Extracted material:
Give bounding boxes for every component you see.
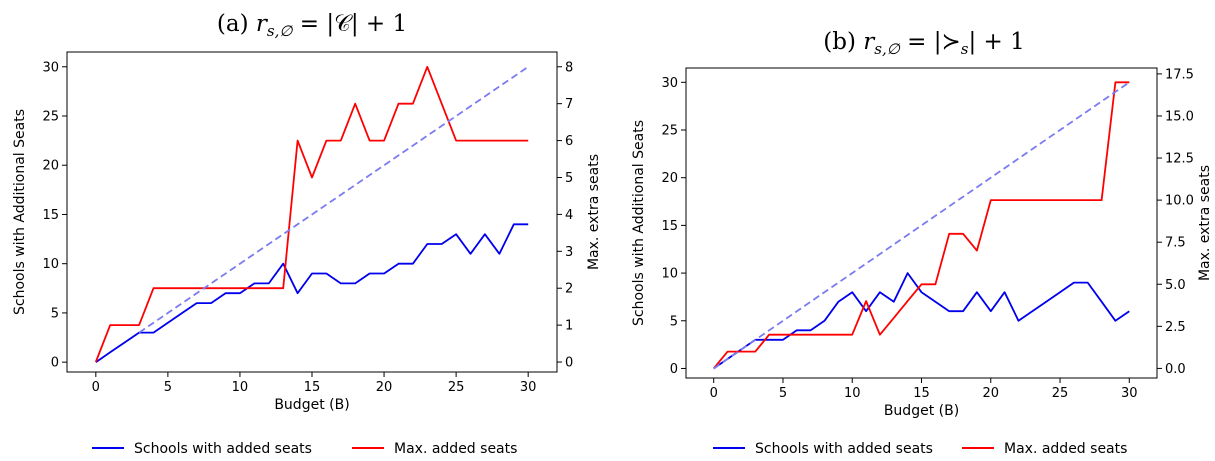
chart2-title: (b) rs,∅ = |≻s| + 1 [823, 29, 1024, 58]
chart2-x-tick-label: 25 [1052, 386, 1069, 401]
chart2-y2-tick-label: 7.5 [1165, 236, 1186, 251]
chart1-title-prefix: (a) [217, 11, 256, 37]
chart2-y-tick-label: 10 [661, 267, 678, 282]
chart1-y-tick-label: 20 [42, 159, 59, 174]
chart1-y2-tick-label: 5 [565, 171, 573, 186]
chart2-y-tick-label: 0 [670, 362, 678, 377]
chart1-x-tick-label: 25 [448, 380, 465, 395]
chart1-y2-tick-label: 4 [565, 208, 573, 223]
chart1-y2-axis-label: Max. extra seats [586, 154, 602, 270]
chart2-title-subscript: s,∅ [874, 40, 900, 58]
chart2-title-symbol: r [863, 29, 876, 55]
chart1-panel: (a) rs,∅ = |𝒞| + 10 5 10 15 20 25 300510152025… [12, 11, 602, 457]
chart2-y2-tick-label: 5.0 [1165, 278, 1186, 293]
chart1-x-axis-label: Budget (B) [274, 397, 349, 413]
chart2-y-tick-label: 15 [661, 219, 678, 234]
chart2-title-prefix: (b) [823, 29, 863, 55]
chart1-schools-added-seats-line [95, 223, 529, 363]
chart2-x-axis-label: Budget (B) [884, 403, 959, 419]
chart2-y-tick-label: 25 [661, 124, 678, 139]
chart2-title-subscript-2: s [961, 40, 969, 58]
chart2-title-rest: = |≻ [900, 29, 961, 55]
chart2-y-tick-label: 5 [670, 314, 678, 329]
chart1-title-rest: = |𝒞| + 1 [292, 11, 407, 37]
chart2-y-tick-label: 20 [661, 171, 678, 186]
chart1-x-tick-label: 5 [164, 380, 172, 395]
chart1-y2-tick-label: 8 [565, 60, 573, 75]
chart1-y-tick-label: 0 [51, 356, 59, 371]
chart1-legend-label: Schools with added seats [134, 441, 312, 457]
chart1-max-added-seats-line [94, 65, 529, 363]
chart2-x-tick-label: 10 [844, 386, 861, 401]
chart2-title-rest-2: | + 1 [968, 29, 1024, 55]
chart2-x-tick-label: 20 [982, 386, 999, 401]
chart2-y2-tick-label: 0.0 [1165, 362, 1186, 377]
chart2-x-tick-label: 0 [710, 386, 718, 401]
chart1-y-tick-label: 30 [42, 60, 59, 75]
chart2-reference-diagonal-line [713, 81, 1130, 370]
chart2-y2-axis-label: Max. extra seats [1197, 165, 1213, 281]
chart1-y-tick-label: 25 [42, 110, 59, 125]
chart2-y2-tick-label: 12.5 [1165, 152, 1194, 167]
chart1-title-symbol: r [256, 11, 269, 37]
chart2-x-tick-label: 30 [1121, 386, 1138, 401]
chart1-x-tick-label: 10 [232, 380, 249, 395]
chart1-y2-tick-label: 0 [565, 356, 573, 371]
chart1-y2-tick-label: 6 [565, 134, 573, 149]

Request:
Please copy out every line of the records above without changing anything, and leave the pictures out of your answer.

Problem solution:
Give bounding boxes for every component you see.
chart2-title: (b) rs,∅ = |≻s| + 1 [823, 29, 1024, 58]
chart2-x-tick-label: 25 [1052, 386, 1069, 401]
chart2-y2-tick-label: 7.5 [1165, 236, 1186, 251]
chart1-title-prefix: (a) [217, 11, 256, 37]
chart2-y-tick-label: 10 [661, 267, 678, 282]
chart1-y-tick-label: 20 [42, 159, 59, 174]
chart1-y2-tick-label: 5 [565, 171, 573, 186]
chart2-y-tick-label: 0 [670, 362, 678, 377]
chart1-x-tick-label: 25 [448, 380, 465, 395]
chart1-y2-tick-label: 4 [565, 208, 573, 223]
chart1-y2-axis-label: Max. extra seats [586, 154, 602, 270]
chart2-title-subscript: s,∅ [874, 40, 900, 58]
chart2-title-symbol: r [863, 29, 876, 55]
chart1-panel: (a) rs,∅ = |𝒞| + 10 5 10 15 20 25 300510152025… [12, 11, 602, 457]
chart2-y2-tick-label: 5.0 [1165, 278, 1186, 293]
chart1-x-axis-label: Budget (B) [274, 397, 349, 413]
chart2-y-tick-label: 15 [661, 219, 678, 234]
chart2-title-prefix: (b) [823, 29, 863, 55]
chart1-schools-added-seats-line [95, 223, 529, 363]
chart2-x-axis-label: Budget (B) [884, 403, 959, 419]
chart2-y-tick-label: 25 [661, 124, 678, 139]
chart2-title-subscript-2: s [961, 40, 969, 58]
chart2-title-rest: = |≻ [900, 29, 961, 55]
chart2-y-tick-label: 5 [670, 314, 678, 329]
chart1-title-rest: = |𝒞| + 1 [292, 11, 407, 37]
chart2-y-tick-label: 20 [661, 171, 678, 186]
chart1-x-tick-label: 5 [164, 380, 172, 395]
chart1-y2-tick-label: 8 [565, 60, 573, 75]
chart1-y-tick-label: 0 [51, 356, 59, 371]
chart1-legend-label: Schools with added seats [134, 441, 312, 457]
chart1-max-added-seats-line [94, 65, 529, 363]
chart2-x-tick-label: 10 [844, 386, 861, 401]
chart2-title-rest-2: | + 1 [968, 29, 1024, 55]
chart2-x-tick-label: 20 [982, 386, 999, 401]
chart2-y2-tick-label: 0.0 [1165, 362, 1186, 377]
chart2-x-tick-label: 0 [710, 386, 718, 401]
chart1-y-tick-label: 30 [42, 60, 59, 75]
chart2-reference-diagonal-line [713, 81, 1130, 370]
chart2-y2-axis-label: Max. extra seats [1197, 165, 1213, 281]
chart1-y-tick-label: 25 [42, 110, 59, 125]
chart2-y2-tick-label: 12.5 [1165, 152, 1194, 167]
chart1-title-symbol: r [256, 11, 269, 37]
chart2-x-tick-label: 30 [1121, 386, 1138, 401]
chart1-x-tick-label: 10 [232, 380, 249, 395]
chart1-y2-tick-label: 0 [565, 356, 573, 371]
chart1-y2-tick-label: 6 [565, 134, 573, 149]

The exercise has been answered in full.